__What this task involves__: Your task is to give the data again, exactly, with every line intact.

-*-

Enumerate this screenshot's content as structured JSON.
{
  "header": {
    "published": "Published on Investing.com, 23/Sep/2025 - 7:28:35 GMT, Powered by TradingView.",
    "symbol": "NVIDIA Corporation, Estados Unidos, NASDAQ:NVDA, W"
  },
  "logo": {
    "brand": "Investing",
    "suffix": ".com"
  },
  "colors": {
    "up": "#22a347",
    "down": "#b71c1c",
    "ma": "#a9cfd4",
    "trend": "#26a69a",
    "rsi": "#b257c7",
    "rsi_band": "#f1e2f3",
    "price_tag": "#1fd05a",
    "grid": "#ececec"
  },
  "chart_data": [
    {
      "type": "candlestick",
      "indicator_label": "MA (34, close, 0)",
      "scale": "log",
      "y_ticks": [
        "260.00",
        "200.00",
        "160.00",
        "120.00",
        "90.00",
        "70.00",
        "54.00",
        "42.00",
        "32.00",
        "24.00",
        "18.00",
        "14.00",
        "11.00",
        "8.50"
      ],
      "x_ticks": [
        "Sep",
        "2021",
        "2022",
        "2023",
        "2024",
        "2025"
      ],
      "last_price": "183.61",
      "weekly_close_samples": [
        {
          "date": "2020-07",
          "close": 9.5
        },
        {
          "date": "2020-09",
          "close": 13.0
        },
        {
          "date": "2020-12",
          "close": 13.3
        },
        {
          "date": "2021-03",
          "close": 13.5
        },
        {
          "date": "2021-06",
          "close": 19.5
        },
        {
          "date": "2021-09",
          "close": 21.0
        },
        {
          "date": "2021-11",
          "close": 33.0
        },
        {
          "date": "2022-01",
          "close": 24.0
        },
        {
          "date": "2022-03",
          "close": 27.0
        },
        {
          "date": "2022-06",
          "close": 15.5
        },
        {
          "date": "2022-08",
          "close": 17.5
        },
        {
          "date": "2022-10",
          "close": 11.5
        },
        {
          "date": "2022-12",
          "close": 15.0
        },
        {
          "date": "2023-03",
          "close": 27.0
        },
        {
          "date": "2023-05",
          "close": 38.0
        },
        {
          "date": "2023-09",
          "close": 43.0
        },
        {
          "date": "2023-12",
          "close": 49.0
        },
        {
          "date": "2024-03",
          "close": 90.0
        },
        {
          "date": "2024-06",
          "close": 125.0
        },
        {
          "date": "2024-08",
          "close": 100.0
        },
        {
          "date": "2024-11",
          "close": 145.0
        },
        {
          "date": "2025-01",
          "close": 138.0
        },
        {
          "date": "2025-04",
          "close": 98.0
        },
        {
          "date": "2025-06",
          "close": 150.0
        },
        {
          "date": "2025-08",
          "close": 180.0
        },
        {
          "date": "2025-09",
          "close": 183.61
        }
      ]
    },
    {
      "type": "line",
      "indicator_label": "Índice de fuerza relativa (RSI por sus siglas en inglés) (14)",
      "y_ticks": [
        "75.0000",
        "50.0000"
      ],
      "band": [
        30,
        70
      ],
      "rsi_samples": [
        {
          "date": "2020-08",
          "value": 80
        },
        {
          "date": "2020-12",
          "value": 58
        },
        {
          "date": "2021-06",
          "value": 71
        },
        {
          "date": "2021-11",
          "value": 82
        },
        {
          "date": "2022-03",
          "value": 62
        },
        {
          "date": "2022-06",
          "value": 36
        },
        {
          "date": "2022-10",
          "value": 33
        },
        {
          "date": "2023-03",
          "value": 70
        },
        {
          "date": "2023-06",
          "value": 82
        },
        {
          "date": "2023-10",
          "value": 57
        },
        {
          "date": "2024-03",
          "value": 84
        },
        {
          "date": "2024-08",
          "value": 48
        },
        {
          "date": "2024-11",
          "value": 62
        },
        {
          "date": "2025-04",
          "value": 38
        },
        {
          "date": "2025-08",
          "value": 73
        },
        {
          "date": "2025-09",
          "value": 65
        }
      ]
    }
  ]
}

-*-

__Exercise solution__:
Enumerate this screenshot's content as structured JSON.
{
  "header": {
    "published": "Published on Investing.com, 23/Sep/2025 - 7:28:35 GMT, Powered by TradingView.",
    "symbol": "NVIDIA Corporation, Estados Unidos, NASDAQ:NVDA, W"
  },
  "logo": {
    "brand": "Investing",
    "suffix": ".com"
  },
  "colors": {
    "up": "#22a347",
    "down": "#b71c1c",
    "ma": "#a9cfd4",
    "trend": "#26a69a",
    "rsi": "#b257c7",
    "rsi_band": "#f1e2f3",
    "price_tag": "#1fd05a",
    "grid": "#ececec"
  },
  "chart_data": [
    {
      "type": "candlestick",
      "indicator_label": "MA (34, close, 0)",
      "scale": "log",
      "y_ticks": [
        "260.00",
        "200.00",
        "160.00",
        "120.00",
        "90.00",
        "70.00",
        "54.00",
        "42.00",
        "32.00",
        "24.00",
        "18.00",
        "14.00",
        "11.00",
        "8.50"
      ],
      "x_ticks": [
        "Sep",
        "2021",
        "2022",
        "2023",
        "2024",
        "2025"
      ],
      "last_price": "183.61",
      "weekly_close_samples": [
        {
          "date": "2020-07",
          "close": 9.5
        },
        {
          "date": "2020-09",
          "close": 13.0
        },
        {
          "date": "2020-12",
          "close": 13.3
        },
        {
          "date": "2021-03",
          "close": 13.5
        },
        {
          "date": "2021-06",
          "close": 19.5
        },
        {
          "date": "2021-09",
          "close": 21.0
        },
        {
          "date": "2021-11",
          "close": 33.0
        },
        {
          "date": "2022-01",
          "close": 24.0
        },
        {
          "date": "2022-03",
          "close": 27.0
        },
        {
          "date": "2022-06",
          "close": 15.5
        },
        {
          "date": "2022-08",
          "close": 17.5
        },
        {
          "date": "2022-10",
          "close": 11.5
        },
        {
          "date": "2022-12",
          "close": 15.0
        },
        {
          "date": "2023-03",
          "close": 27.0
        },
        {
          "date": "2023-05",
          "close": 38.0
        },
        {
          "date": "2023-09",
          "close": 43.0
        },
        {
          "date": "2023-12",
          "close": 49.0
        },
        {
          "date": "2024-03",
          "close": 90.0
        },
        {
          "date": "2024-06",
          "close": 125.0
        },
        {
          "date": "2024-08",
          "close": 100.0
        },
        {
          "date": "2024-11",
          "close": 145.0
        },
        {
          "date": "2025-01",
          "close": 138.0
        },
        {
          "date": "2025-04",
          "close": 98.0
        },
        {
          "date": "2025-06",
          "close": 150.0
        },
        {
          "date": "2025-08",
          "close": 180.0
        },
        {
          "date": "2025-09",
          "close": 183.61
        }
      ]
    },
    {
      "type": "line",
      "indicator_label": "Índice de fuerza relativa (RSI por sus siglas en inglés) (14)",
      "y_ticks": [
        "75.0000",
        "50.0000"
      ],
      "band": [
        30,
        70
      ],
      "rsi_samples": [
        {
          "date": "2020-08",
          "value": 80
        },
        {
          "date": "2020-12",
          "value": 58
        },
        {
          "date": "2021-06",
          "value": 71
        },
        {
          "date": "2021-11",
          "value": 82
        },
        {
          "date": "2022-03",
          "value": 62
        },
        {
          "date": "2022-06",
          "value": 36
        },
        {
          "date": "2022-10",
          "value": 33
        },
        {
          "date": "2023-03",
          "value": 70
        },
        {
          "date": "2023-06",
          "value": 82
        },
        {
          "date": "2023-10",
          "value": 57
        },
        {
          "date": "2024-03",
          "value": 84
        },
        {
          "date": "2024-08",
          "value": 48
        },
        {
          "date": "2024-11",
          "value": 62
        },
        {
          "date": "2025-04",
          "value": 38
        },
        {
          "date": "2025-08",
          "value": 73
        },
        {
          "date": "2025-09",
          "value": 65
        }
      ]
    }
  ]
}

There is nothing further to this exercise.